▶ Exercise brief
Exactly repeat all the records below, omitting the images they hold.

▶ Stored items
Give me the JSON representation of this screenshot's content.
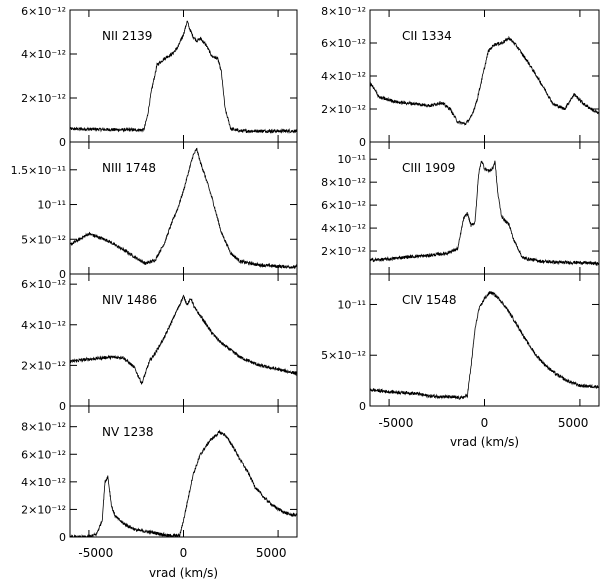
{
  "chart_data": [
    {
      "type": "line",
      "label": "NII 2139",
      "xlim": [
        -6000,
        6000
      ],
      "ylim": [
        0,
        6e-12
      ],
      "yticks": [
        "0",
        "2×10⁻¹²",
        "4×10⁻¹²",
        "6×10⁻¹²"
      ],
      "x": [
        -6000,
        -3000,
        -2100,
        -1900,
        -1700,
        -1400,
        -1000,
        -600,
        -300,
        0,
        200,
        300,
        500,
        700,
        900,
        1200,
        1500,
        1800,
        2000,
        2200,
        2500,
        3000,
        4500,
        6000
      ],
      "y": [
        6e-13,
        5.5e-13,
        5.5e-13,
        1.2e-12,
        2.3e-12,
        3.5e-12,
        3.8e-12,
        4e-12,
        4.3e-12,
        4.9e-12,
        5.5e-12,
        5.2e-12,
        4.8e-12,
        4.6e-12,
        4.7e-12,
        4.4e-12,
        3.9e-12,
        3.8e-12,
        3.2e-12,
        1.5e-12,
        6e-13,
        5e-13,
        5e-13,
        5e-13
      ]
    },
    {
      "type": "line",
      "label": "NIII 1748",
      "xlim": [
        -6000,
        6000
      ],
      "ylim": [
        0,
        1.9e-11
      ],
      "yticks": [
        "0",
        "5×10⁻¹²",
        "10⁻¹¹",
        "1.5×10⁻¹¹"
      ],
      "x": [
        -6000,
        -5500,
        -5000,
        -4000,
        -3000,
        -2500,
        -2000,
        -1500,
        -1000,
        -600,
        -300,
        0,
        300,
        500,
        700,
        900,
        1100,
        1500,
        2000,
        2500,
        3000,
        4000,
        5000,
        6000
      ],
      "y": [
        4.2e-12,
        5e-12,
        5.8e-12,
        4.8e-12,
        3.2e-12,
        2.3e-12,
        1.5e-12,
        2e-12,
        4.5e-12,
        7.5e-12,
        9.5e-12,
        1.2e-11,
        1.5e-11,
        1.7e-11,
        1.8e-11,
        1.6e-11,
        1.45e-11,
        1.1e-11,
        6e-12,
        3e-12,
        1.8e-12,
        1.3e-12,
        1.1e-12,
        1e-12
      ]
    },
    {
      "type": "line",
      "label": "NIV 1486",
      "xlim": [
        -6000,
        6000
      ],
      "ylim": [
        0,
        6.5e-12
      ],
      "yticks": [
        "0",
        "2×10⁻¹²",
        "4×10⁻¹²",
        "6×10⁻¹²"
      ],
      "x": [
        -6000,
        -5000,
        -4000,
        -3200,
        -2600,
        -2200,
        -1800,
        -1500,
        -1000,
        -500,
        -200,
        0,
        200,
        400,
        600,
        1000,
        1500,
        2000,
        3000,
        4000,
        5000,
        6000
      ],
      "y": [
        2.2e-12,
        2.3e-12,
        2.4e-12,
        2.4e-12,
        1.9e-12,
        1.1e-12,
        2.2e-12,
        2.6e-12,
        3.4e-12,
        4.4e-12,
        5e-12,
        5.4e-12,
        5e-12,
        5.3e-12,
        4.8e-12,
        4.3e-12,
        3.6e-12,
        3.1e-12,
        2.4e-12,
        2e-12,
        1.8e-12,
        1.6e-12
      ]
    },
    {
      "type": "line",
      "label": "NV 1238",
      "xlim": [
        -6000,
        6000
      ],
      "ylim": [
        0,
        9.5e-12
      ],
      "yticks": [
        "0",
        "2×10⁻¹²",
        "4×10⁻¹²",
        "6×10⁻¹²",
        "8×10⁻¹²"
      ],
      "x": [
        -6000,
        -5000,
        -4600,
        -4300,
        -4150,
        -4000,
        -3800,
        -3600,
        -3200,
        -2500,
        -1500,
        -800,
        -200,
        0,
        200,
        500,
        900,
        1400,
        1900,
        2200,
        2600,
        3000,
        3400,
        3800,
        4300,
        4800,
        5300,
        5700,
        6000
      ],
      "y": [
        0,
        0,
        2e-13,
        1.2e-12,
        4e-12,
        4.4e-12,
        2.2e-12,
        1.5e-12,
        1e-12,
        5e-13,
        3e-13,
        1e-13,
        1e-13,
        1.2e-12,
        2.5e-12,
        4.5e-12,
        6e-12,
        7e-12,
        7.6e-12,
        7.4e-12,
        6.6e-12,
        5.6e-12,
        4.7e-12,
        3.6e-12,
        2.8e-12,
        2.2e-12,
        1.8e-12,
        1.6e-12,
        1.6e-12
      ]
    },
    {
      "type": "line",
      "label": "CII 1334",
      "xlim": [
        -6000,
        6000
      ],
      "ylim": [
        0,
        8e-12
      ],
      "yticks": [
        "0",
        "2×10⁻¹²",
        "4×10⁻¹²",
        "6×10⁻¹²",
        "8×10⁻¹²"
      ],
      "x": [
        -6000,
        -5500,
        -4500,
        -3500,
        -2800,
        -2300,
        -1800,
        -1400,
        -1000,
        -700,
        -400,
        -100,
        200,
        500,
        900,
        1300,
        1700,
        2300,
        3000,
        3600,
        4200,
        4700,
        5200,
        6000
      ],
      "y": [
        3.6e-12,
        2.7e-12,
        2.4e-12,
        2.3e-12,
        2.2e-12,
        2.4e-12,
        2e-12,
        1.2e-12,
        1.1e-12,
        1.5e-12,
        2.5e-12,
        4e-12,
        5.5e-12,
        5.9e-12,
        6e-12,
        6.3e-12,
        5.8e-12,
        4.8e-12,
        3.5e-12,
        2.3e-12,
        2e-12,
        2.9e-12,
        2.3e-12,
        1.7e-12
      ]
    },
    {
      "type": "line",
      "label": "CIII 1909",
      "xlim": [
        -6000,
        6000
      ],
      "ylim": [
        0,
        1.15e-11
      ],
      "yticks": [
        "2×10⁻¹²",
        "4×10⁻¹²",
        "6×10⁻¹²",
        "8×10⁻¹²",
        "10⁻¹¹"
      ],
      "x": [
        -6000,
        -5000,
        -4000,
        -3000,
        -2000,
        -1400,
        -1100,
        -900,
        -700,
        -500,
        -300,
        -150,
        0,
        200,
        400,
        550,
        700,
        900,
        1100,
        1300,
        1500,
        2000,
        3000,
        4000,
        5000,
        6000
      ],
      "y": [
        1.2e-12,
        1.3e-12,
        1.5e-12,
        1.6e-12,
        1.8e-12,
        2.2e-12,
        4.8e-12,
        5.3e-12,
        4.2e-12,
        4.5e-12,
        8.8e-12,
        9.9e-12,
        9.2e-12,
        9e-12,
        9.1e-12,
        9.8e-12,
        7e-12,
        5e-12,
        4.6e-12,
        4.3e-12,
        3.1e-12,
        1.4e-12,
        1.1e-12,
        1e-12,
        1e-12,
        9e-13
      ]
    },
    {
      "type": "line",
      "label": "CIV 1548",
      "xlim": [
        -6000,
        6000
      ],
      "ylim": [
        0,
        1.3e-11
      ],
      "yticks": [
        "0",
        "5×10⁻¹²",
        "10⁻¹¹"
      ],
      "x": [
        -6000,
        -5000,
        -4000,
        -3500,
        -3000,
        -2000,
        -1200,
        -900,
        -700,
        -500,
        -300,
        0,
        300,
        500,
        800,
        1200,
        1700,
        2200,
        2700,
        3200,
        3700,
        4300,
        5000,
        6000
      ],
      "y": [
        1.6e-12,
        1.4e-12,
        1.3e-12,
        1.2e-12,
        1e-12,
        9e-13,
        8e-13,
        1e-12,
        4e-12,
        7.5e-12,
        9.5e-12,
        1.06e-11,
        1.12e-11,
        1.1e-11,
        1.05e-11,
        9.5e-12,
        8e-12,
        6.4e-12,
        5e-12,
        4e-12,
        3.2e-12,
        2.5e-12,
        2e-12,
        1.9e-12
      ]
    }
  ],
  "xticks": [
    "-5000",
    "0",
    "5000"
  ],
  "xlabel": "vrad (km/s)"
}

▶ Finished exercise
Give me the JSON representation of this screenshot's content.
{
  "chart_data": [
    {
      "type": "line",
      "label": "NII 2139",
      "xlim": [
        -6000,
        6000
      ],
      "ylim": [
        0,
        6e-12
      ],
      "yticks": [
        "0",
        "2×10⁻¹²",
        "4×10⁻¹²",
        "6×10⁻¹²"
      ],
      "x": [
        -6000,
        -3000,
        -2100,
        -1900,
        -1700,
        -1400,
        -1000,
        -600,
        -300,
        0,
        200,
        300,
        500,
        700,
        900,
        1200,
        1500,
        1800,
        2000,
        2200,
        2500,
        3000,
        4500,
        6000
      ],
      "y": [
        6e-13,
        5.5e-13,
        5.5e-13,
        1.2e-12,
        2.3e-12,
        3.5e-12,
        3.8e-12,
        4e-12,
        4.3e-12,
        4.9e-12,
        5.5e-12,
        5.2e-12,
        4.8e-12,
        4.6e-12,
        4.7e-12,
        4.4e-12,
        3.9e-12,
        3.8e-12,
        3.2e-12,
        1.5e-12,
        6e-13,
        5e-13,
        5e-13,
        5e-13
      ]
    },
    {
      "type": "line",
      "label": "NIII 1748",
      "xlim": [
        -6000,
        6000
      ],
      "ylim": [
        0,
        1.9e-11
      ],
      "yticks": [
        "0",
        "5×10⁻¹²",
        "10⁻¹¹",
        "1.5×10⁻¹¹"
      ],
      "x": [
        -6000,
        -5500,
        -5000,
        -4000,
        -3000,
        -2500,
        -2000,
        -1500,
        -1000,
        -600,
        -300,
        0,
        300,
        500,
        700,
        900,
        1100,
        1500,
        2000,
        2500,
        3000,
        4000,
        5000,
        6000
      ],
      "y": [
        4.2e-12,
        5e-12,
        5.8e-12,
        4.8e-12,
        3.2e-12,
        2.3e-12,
        1.5e-12,
        2e-12,
        4.5e-12,
        7.5e-12,
        9.5e-12,
        1.2e-11,
        1.5e-11,
        1.7e-11,
        1.8e-11,
        1.6e-11,
        1.45e-11,
        1.1e-11,
        6e-12,
        3e-12,
        1.8e-12,
        1.3e-12,
        1.1e-12,
        1e-12
      ]
    },
    {
      "type": "line",
      "label": "NIV 1486",
      "xlim": [
        -6000,
        6000
      ],
      "ylim": [
        0,
        6.5e-12
      ],
      "yticks": [
        "0",
        "2×10⁻¹²",
        "4×10⁻¹²",
        "6×10⁻¹²"
      ],
      "x": [
        -6000,
        -5000,
        -4000,
        -3200,
        -2600,
        -2200,
        -1800,
        -1500,
        -1000,
        -500,
        -200,
        0,
        200,
        400,
        600,
        1000,
        1500,
        2000,
        3000,
        4000,
        5000,
        6000
      ],
      "y": [
        2.2e-12,
        2.3e-12,
        2.4e-12,
        2.4e-12,
        1.9e-12,
        1.1e-12,
        2.2e-12,
        2.6e-12,
        3.4e-12,
        4.4e-12,
        5e-12,
        5.4e-12,
        5e-12,
        5.3e-12,
        4.8e-12,
        4.3e-12,
        3.6e-12,
        3.1e-12,
        2.4e-12,
        2e-12,
        1.8e-12,
        1.6e-12
      ]
    },
    {
      "type": "line",
      "label": "NV 1238",
      "xlim": [
        -6000,
        6000
      ],
      "ylim": [
        0,
        9.5e-12
      ],
      "yticks": [
        "0",
        "2×10⁻¹²",
        "4×10⁻¹²",
        "6×10⁻¹²",
        "8×10⁻¹²"
      ],
      "x": [
        -6000,
        -5000,
        -4600,
        -4300,
        -4150,
        -4000,
        -3800,
        -3600,
        -3200,
        -2500,
        -1500,
        -800,
        -200,
        0,
        200,
        500,
        900,
        1400,
        1900,
        2200,
        2600,
        3000,
        3400,
        3800,
        4300,
        4800,
        5300,
        5700,
        6000
      ],
      "y": [
        0,
        0,
        2e-13,
        1.2e-12,
        4e-12,
        4.4e-12,
        2.2e-12,
        1.5e-12,
        1e-12,
        5e-13,
        3e-13,
        1e-13,
        1e-13,
        1.2e-12,
        2.5e-12,
        4.5e-12,
        6e-12,
        7e-12,
        7.6e-12,
        7.4e-12,
        6.6e-12,
        5.6e-12,
        4.7e-12,
        3.6e-12,
        2.8e-12,
        2.2e-12,
        1.8e-12,
        1.6e-12,
        1.6e-12
      ]
    },
    {
      "type": "line",
      "label": "CII 1334",
      "xlim": [
        -6000,
        6000
      ],
      "ylim": [
        0,
        8e-12
      ],
      "yticks": [
        "0",
        "2×10⁻¹²",
        "4×10⁻¹²",
        "6×10⁻¹²",
        "8×10⁻¹²"
      ],
      "x": [
        -6000,
        -5500,
        -4500,
        -3500,
        -2800,
        -2300,
        -1800,
        -1400,
        -1000,
        -700,
        -400,
        -100,
        200,
        500,
        900,
        1300,
        1700,
        2300,
        3000,
        3600,
        4200,
        4700,
        5200,
        6000
      ],
      "y": [
        3.6e-12,
        2.7e-12,
        2.4e-12,
        2.3e-12,
        2.2e-12,
        2.4e-12,
        2e-12,
        1.2e-12,
        1.1e-12,
        1.5e-12,
        2.5e-12,
        4e-12,
        5.5e-12,
        5.9e-12,
        6e-12,
        6.3e-12,
        5.8e-12,
        4.8e-12,
        3.5e-12,
        2.3e-12,
        2e-12,
        2.9e-12,
        2.3e-12,
        1.7e-12
      ]
    },
    {
      "type": "line",
      "label": "CIII 1909",
      "xlim": [
        -6000,
        6000
      ],
      "ylim": [
        0,
        1.15e-11
      ],
      "yticks": [
        "2×10⁻¹²",
        "4×10⁻¹²",
        "6×10⁻¹²",
        "8×10⁻¹²",
        "10⁻¹¹"
      ],
      "x": [
        -6000,
        -5000,
        -4000,
        -3000,
        -2000,
        -1400,
        -1100,
        -900,
        -700,
        -500,
        -300,
        -150,
        0,
        200,
        400,
        550,
        700,
        900,
        1100,
        1300,
        1500,
        2000,
        3000,
        4000,
        5000,
        6000
      ],
      "y": [
        1.2e-12,
        1.3e-12,
        1.5e-12,
        1.6e-12,
        1.8e-12,
        2.2e-12,
        4.8e-12,
        5.3e-12,
        4.2e-12,
        4.5e-12,
        8.8e-12,
        9.9e-12,
        9.2e-12,
        9e-12,
        9.1e-12,
        9.8e-12,
        7e-12,
        5e-12,
        4.6e-12,
        4.3e-12,
        3.1e-12,
        1.4e-12,
        1.1e-12,
        1e-12,
        1e-12,
        9e-13
      ]
    },
    {
      "type": "line",
      "label": "CIV 1548",
      "xlim": [
        -6000,
        6000
      ],
      "ylim": [
        0,
        1.3e-11
      ],
      "yticks": [
        "0",
        "5×10⁻¹²",
        "10⁻¹¹"
      ],
      "x": [
        -6000,
        -5000,
        -4000,
        -3500,
        -3000,
        -2000,
        -1200,
        -900,
        -700,
        -500,
        -300,
        0,
        300,
        500,
        800,
        1200,
        1700,
        2200,
        2700,
        3200,
        3700,
        4300,
        5000,
        6000
      ],
      "y": [
        1.6e-12,
        1.4e-12,
        1.3e-12,
        1.2e-12,
        1e-12,
        9e-13,
        8e-13,
        1e-12,
        4e-12,
        7.5e-12,
        9.5e-12,
        1.06e-11,
        1.12e-11,
        1.1e-11,
        1.05e-11,
        9.5e-12,
        8e-12,
        6.4e-12,
        5e-12,
        4e-12,
        3.2e-12,
        2.5e-12,
        2e-12,
        1.9e-12
      ]
    }
  ],
  "xticks": [
    "-5000",
    "0",
    "5000"
  ],
  "xlabel": "vrad (km/s)"
}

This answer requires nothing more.